[START OF Given records]

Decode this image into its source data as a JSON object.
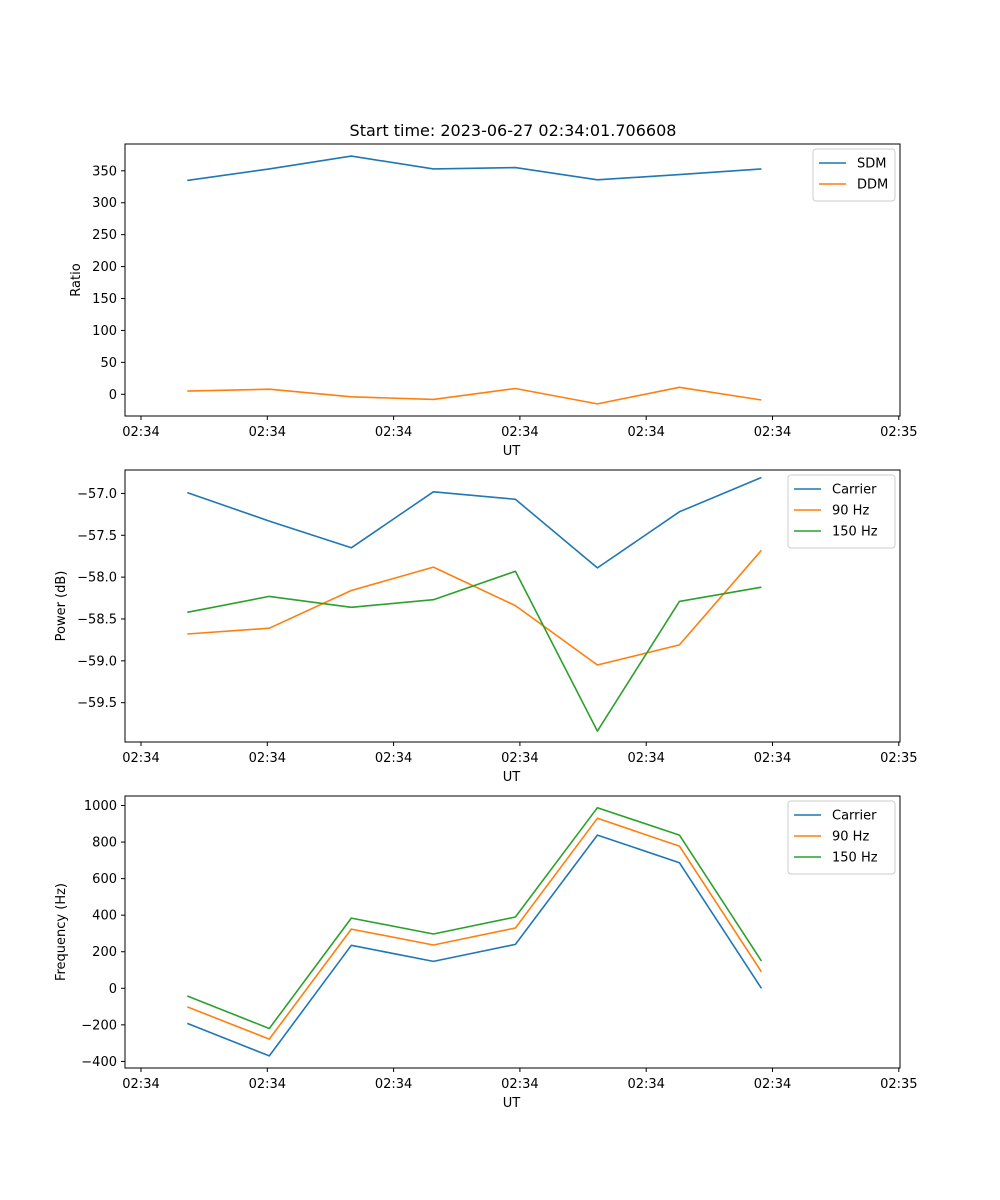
{
  "figure": {
    "title": "Start time: 2023-06-27 02:34:01.706608"
  },
  "chart_data": [
    {
      "type": "line",
      "title": "Start time: 2023-06-27 02:34:01.706608",
      "xlabel": "UT",
      "ylabel": "Ratio",
      "x_tick_labels": [
        "02:34",
        "02:34",
        "02:34",
        "02:34",
        "02:34",
        "02:34",
        "02:35"
      ],
      "y_ticks": [
        0,
        50,
        100,
        150,
        200,
        250,
        300,
        350
      ],
      "xlim": [
        -0.38,
        9.07
      ],
      "ylim": [
        -34,
        392
      ],
      "grid": false,
      "legend": "top-right",
      "x": [
        0.38,
        1.38,
        2.38,
        3.38,
        4.38,
        5.38,
        6.38,
        7.38
      ],
      "series": [
        {
          "name": "SDM",
          "color": "#1f77b4",
          "values": [
            335,
            353,
            373,
            353,
            355,
            336,
            344,
            353
          ]
        },
        {
          "name": "DDM",
          "color": "#ff7f0e",
          "values": [
            5,
            8,
            -4,
            -8,
            9,
            -15,
            11,
            -9
          ]
        }
      ]
    },
    {
      "type": "line",
      "xlabel": "UT",
      "ylabel": "Power (dB)",
      "x_tick_labels": [
        "02:34",
        "02:34",
        "02:34",
        "02:34",
        "02:34",
        "02:34",
        "02:35"
      ],
      "y_ticks": [
        -59.5,
        -59.0,
        -58.5,
        -58.0,
        -57.5,
        -57.0
      ],
      "y_tick_labels": [
        "−59.5",
        "−59.0",
        "−58.5",
        "−58.0",
        "−57.5",
        "−57.0"
      ],
      "xlim": [
        -0.38,
        9.07
      ],
      "ylim": [
        -59.97,
        -56.72
      ],
      "grid": false,
      "legend": "top-right",
      "x": [
        0.38,
        1.38,
        2.38,
        3.38,
        4.38,
        5.38,
        6.38,
        7.38
      ],
      "series": [
        {
          "name": "Carrier",
          "color": "#1f77b4",
          "values": [
            -56.99,
            -57.33,
            -57.65,
            -56.98,
            -57.07,
            -57.89,
            -57.22,
            -56.81
          ]
        },
        {
          "name": "90 Hz",
          "color": "#ff7f0e",
          "values": [
            -58.68,
            -58.61,
            -58.16,
            -57.88,
            -58.34,
            -59.05,
            -58.81,
            -57.68
          ]
        },
        {
          "name": "150 Hz",
          "color": "#2ca02c",
          "values": [
            -58.42,
            -58.23,
            -58.36,
            -58.27,
            -57.93,
            -59.84,
            -58.29,
            -58.12
          ]
        }
      ]
    },
    {
      "type": "line",
      "xlabel": "UT",
      "ylabel": "Frequency (Hz)",
      "x_tick_labels": [
        "02:34",
        "02:34",
        "02:34",
        "02:34",
        "02:34",
        "02:34",
        "02:35"
      ],
      "y_ticks": [
        -400,
        -200,
        0,
        200,
        400,
        600,
        800,
        1000
      ],
      "y_tick_labels": [
        "−400",
        "−200",
        "0",
        "200",
        "400",
        "600",
        "800",
        "1000"
      ],
      "xlim": [
        -0.38,
        9.07
      ],
      "ylim": [
        -436,
        1052
      ],
      "grid": false,
      "legend": "top-right",
      "x": [
        0.38,
        1.38,
        2.38,
        3.38,
        4.38,
        5.38,
        6.38,
        7.38
      ],
      "series": [
        {
          "name": "Carrier",
          "color": "#1f77b4",
          "values": [
            -192,
            -370,
            235,
            147,
            240,
            838,
            687,
            0
          ]
        },
        {
          "name": "90 Hz",
          "color": "#ff7f0e",
          "values": [
            -102,
            -278,
            324,
            237,
            330,
            930,
            778,
            90
          ]
        },
        {
          "name": "150 Hz",
          "color": "#2ca02c",
          "values": [
            -42,
            -220,
            384,
            297,
            390,
            988,
            838,
            150
          ]
        }
      ]
    }
  ]
}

[END OF Given records]

■ Written problem ■
Pictures appear in the records above. Output everything except them, exactly.

■ Expected answer ■
Decode this image into its source data as a JSON object.
{
  "figure": {
    "title": "Start time: 2023-06-27 02:34:01.706608"
  },
  "chart_data": [
    {
      "type": "line",
      "title": "Start time: 2023-06-27 02:34:01.706608",
      "xlabel": "UT",
      "ylabel": "Ratio",
      "x_tick_labels": [
        "02:34",
        "02:34",
        "02:34",
        "02:34",
        "02:34",
        "02:34",
        "02:35"
      ],
      "y_ticks": [
        0,
        50,
        100,
        150,
        200,
        250,
        300,
        350
      ],
      "xlim": [
        -0.38,
        9.07
      ],
      "ylim": [
        -34,
        392
      ],
      "grid": false,
      "legend": "top-right",
      "x": [
        0.38,
        1.38,
        2.38,
        3.38,
        4.38,
        5.38,
        6.38,
        7.38
      ],
      "series": [
        {
          "name": "SDM",
          "color": "#1f77b4",
          "values": [
            335,
            353,
            373,
            353,
            355,
            336,
            344,
            353
          ]
        },
        {
          "name": "DDM",
          "color": "#ff7f0e",
          "values": [
            5,
            8,
            -4,
            -8,
            9,
            -15,
            11,
            -9
          ]
        }
      ]
    },
    {
      "type": "line",
      "xlabel": "UT",
      "ylabel": "Power (dB)",
      "x_tick_labels": [
        "02:34",
        "02:34",
        "02:34",
        "02:34",
        "02:34",
        "02:34",
        "02:35"
      ],
      "y_ticks": [
        -59.5,
        -59.0,
        -58.5,
        -58.0,
        -57.5,
        -57.0
      ],
      "y_tick_labels": [
        "−59.5",
        "−59.0",
        "−58.5",
        "−58.0",
        "−57.5",
        "−57.0"
      ],
      "xlim": [
        -0.38,
        9.07
      ],
      "ylim": [
        -59.97,
        -56.72
      ],
      "grid": false,
      "legend": "top-right",
      "x": [
        0.38,
        1.38,
        2.38,
        3.38,
        4.38,
        5.38,
        6.38,
        7.38
      ],
      "series": [
        {
          "name": "Carrier",
          "color": "#1f77b4",
          "values": [
            -56.99,
            -57.33,
            -57.65,
            -56.98,
            -57.07,
            -57.89,
            -57.22,
            -56.81
          ]
        },
        {
          "name": "90 Hz",
          "color": "#ff7f0e",
          "values": [
            -58.68,
            -58.61,
            -58.16,
            -57.88,
            -58.34,
            -59.05,
            -58.81,
            -57.68
          ]
        },
        {
          "name": "150 Hz",
          "color": "#2ca02c",
          "values": [
            -58.42,
            -58.23,
            -58.36,
            -58.27,
            -57.93,
            -59.84,
            -58.29,
            -58.12
          ]
        }
      ]
    },
    {
      "type": "line",
      "xlabel": "UT",
      "ylabel": "Frequency (Hz)",
      "x_tick_labels": [
        "02:34",
        "02:34",
        "02:34",
        "02:34",
        "02:34",
        "02:34",
        "02:35"
      ],
      "y_ticks": [
        -400,
        -200,
        0,
        200,
        400,
        600,
        800,
        1000
      ],
      "y_tick_labels": [
        "−400",
        "−200",
        "0",
        "200",
        "400",
        "600",
        "800",
        "1000"
      ],
      "xlim": [
        -0.38,
        9.07
      ],
      "ylim": [
        -436,
        1052
      ],
      "grid": false,
      "legend": "top-right",
      "x": [
        0.38,
        1.38,
        2.38,
        3.38,
        4.38,
        5.38,
        6.38,
        7.38
      ],
      "series": [
        {
          "name": "Carrier",
          "color": "#1f77b4",
          "values": [
            -192,
            -370,
            235,
            147,
            240,
            838,
            687,
            0
          ]
        },
        {
          "name": "90 Hz",
          "color": "#ff7f0e",
          "values": [
            -102,
            -278,
            324,
            237,
            330,
            930,
            778,
            90
          ]
        },
        {
          "name": "150 Hz",
          "color": "#2ca02c",
          "values": [
            -42,
            -220,
            384,
            297,
            390,
            988,
            838,
            150
          ]
        }
      ]
    }
  ]
}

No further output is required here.